──────── Information given
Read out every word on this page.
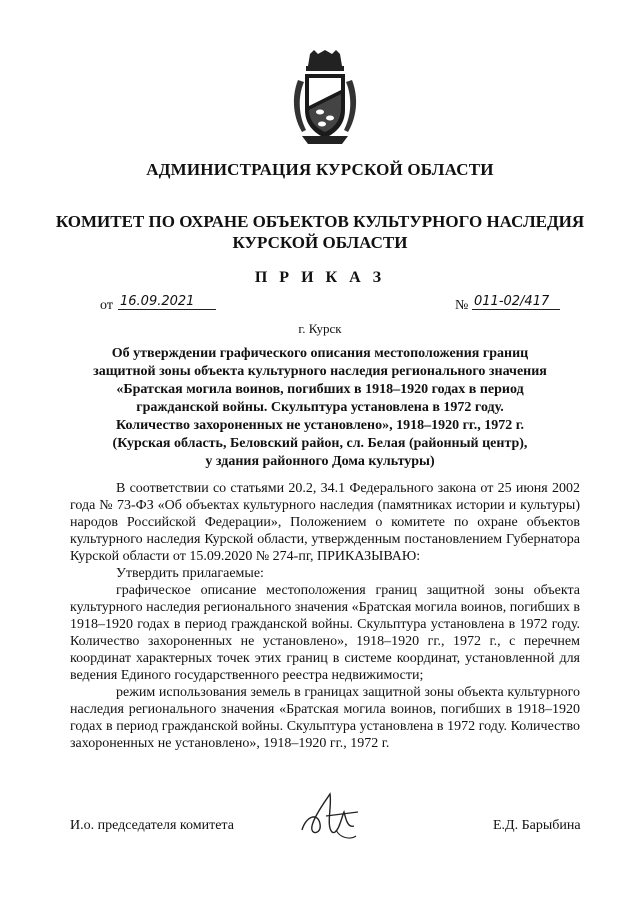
АДМИНИСТРАЦИЯ КУРСКОЙ ОБЛАСТИ
КОМИТЕТ ПО ОХРАНЕ ОБЪЕКТОВ КУЛЬТУРНОГО НАСЛЕДИЯ
КУРСКОЙ ОБЛАСТИ
П Р И К А З
от 16.09.2021	№ 011-02/417
г. Курск
Об утверждении графического описания местоположения границ
защитной зоны объекта культурного наследия регионального значения
«Братская могила воинов, погибших в 1918–1920 годах в период
гражданской войны. Скульптура установлена в 1972 году.
Количество захороненных не установлено», 1918–1920 гг., 1972 г.
(Курская область, Беловский район, сл. Белая (районный центр),
у здания районного Дома культуры)

В соответствии со статьями 20.2, 34.1 Федерального закона от 25 июня 2002 года № 73-ФЗ «Об объектах культурного наследия (памятниках истории и культуры) народов Российской Федерации», Положением о комитете по охране объектов культурного наследия Курской области, утвержденным постановлением Губернатора Курской области от 15.09.2020 № 274-пг, ПРИКАЗЫВАЮ:

Утвердить прилагаемые:

графическое описание местоположения границ защитной зоны объекта культурного наследия регионального значения «Братская могила воинов, погибших в 1918–1920 годах в период гражданской войны. Скульптура установлена в 1972 году. Количество захороненных не установлено», 1918–1920 гг., 1972 г., с перечнем координат характерных точек этих границ в системе координат, установленной для ведения Единого государственного реестра недвижимости;

режим использования земель в границах защитной зоны объекта культурного наследия регионального значения «Братская могила воинов, погибших в 1918–1920 годах в период гражданской войны. Скульптура установлена в 1972 году. Количество захороненных не установлено», 1918–1920 гг., 1972 г.

И.о. председателя комитета	Е.Д. Барыбина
────────────────
**Task instructions**:
Copy all the records above exactly, but leave out the pictures.

**Solution to the problem**:
Read out every word on this page.
АДМИНИСТРАЦИЯ КУРСКОЙ ОБЛАСТИ
КОМИТЕТ ПО ОХРАНЕ ОБЪЕКТОВ КУЛЬТУРНОГО НАСЛЕДИЯ
КУРСКОЙ ОБЛАСТИ
П Р И К А З
от 16.09.2021	№ 011-02/417
г. Курск
Об утверждении графического описания местоположения границ
защитной зоны объекта культурного наследия регионального значения
«Братская могила воинов, погибших в 1918–1920 годах в период
гражданской войны. Скульптура установлена в 1972 году.
Количество захороненных не установлено», 1918–1920 гг., 1972 г.
(Курская область, Беловский район, сл. Белая (районный центр),
у здания районного Дома культуры)

В соответствии со статьями 20.2, 34.1 Федерального закона от 25 июня 2002 года № 73-ФЗ «Об объектах культурного наследия (памятниках истории и культуры) народов Российской Федерации», Положением о комитете по охране объектов культурного наследия Курской области, утвержденным постановлением Губернатора Курской области от 15.09.2020 № 274-пг, ПРИКАЗЫВАЮ:

Утвердить прилагаемые:

графическое описание местоположения границ защитной зоны объекта культурного наследия регионального значения «Братская могила воинов, погибших в 1918–1920 годах в период гражданской войны. Скульптура установлена в 1972 году. Количество захороненных не установлено», 1918–1920 гг., 1972 г., с перечнем координат характерных точек этих границ в системе координат, установленной для ведения Единого государственного реестра недвижимости;

режим использования земель в границах защитной зоны объекта культурного наследия регионального значения «Братская могила воинов, погибших в 1918–1920 годах в период гражданской войны. Скульптура установлена в 1972 году. Количество захороненных не установлено», 1918–1920 гг., 1972 г.

И.о. председателя комитета	Е.Д. Барыбина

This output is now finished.